Task directions
Report, as a bare number, how many lines of the material below contain the word "liên".

Listed entries

START

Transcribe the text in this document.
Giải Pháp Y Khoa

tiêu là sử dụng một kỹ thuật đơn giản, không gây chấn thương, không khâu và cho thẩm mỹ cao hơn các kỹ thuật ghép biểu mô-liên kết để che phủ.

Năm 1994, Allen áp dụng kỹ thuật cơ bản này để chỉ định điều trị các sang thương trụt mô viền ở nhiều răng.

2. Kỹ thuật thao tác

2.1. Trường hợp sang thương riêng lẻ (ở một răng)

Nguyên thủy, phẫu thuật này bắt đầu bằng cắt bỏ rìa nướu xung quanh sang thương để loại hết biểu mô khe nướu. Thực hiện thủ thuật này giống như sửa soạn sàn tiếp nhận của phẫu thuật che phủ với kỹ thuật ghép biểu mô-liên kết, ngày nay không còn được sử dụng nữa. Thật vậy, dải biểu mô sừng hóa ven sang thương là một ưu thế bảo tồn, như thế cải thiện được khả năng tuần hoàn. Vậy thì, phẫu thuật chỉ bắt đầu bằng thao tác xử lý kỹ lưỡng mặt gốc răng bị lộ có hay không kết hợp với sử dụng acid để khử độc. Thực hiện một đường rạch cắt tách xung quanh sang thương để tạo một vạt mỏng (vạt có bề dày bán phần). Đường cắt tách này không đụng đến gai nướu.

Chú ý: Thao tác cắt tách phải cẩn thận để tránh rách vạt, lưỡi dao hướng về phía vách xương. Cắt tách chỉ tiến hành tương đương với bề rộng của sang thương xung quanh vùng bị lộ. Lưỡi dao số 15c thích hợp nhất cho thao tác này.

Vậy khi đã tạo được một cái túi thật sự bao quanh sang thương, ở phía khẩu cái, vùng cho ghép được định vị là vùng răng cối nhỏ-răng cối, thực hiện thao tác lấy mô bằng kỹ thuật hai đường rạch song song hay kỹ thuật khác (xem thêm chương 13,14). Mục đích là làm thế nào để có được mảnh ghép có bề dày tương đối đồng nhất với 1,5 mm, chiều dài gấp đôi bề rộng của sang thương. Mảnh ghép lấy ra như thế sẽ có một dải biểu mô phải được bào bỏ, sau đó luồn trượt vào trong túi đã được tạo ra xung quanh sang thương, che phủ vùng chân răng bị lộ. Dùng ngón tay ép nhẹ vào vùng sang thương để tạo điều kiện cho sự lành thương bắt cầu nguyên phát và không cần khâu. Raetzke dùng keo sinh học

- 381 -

END

Answer to this task
2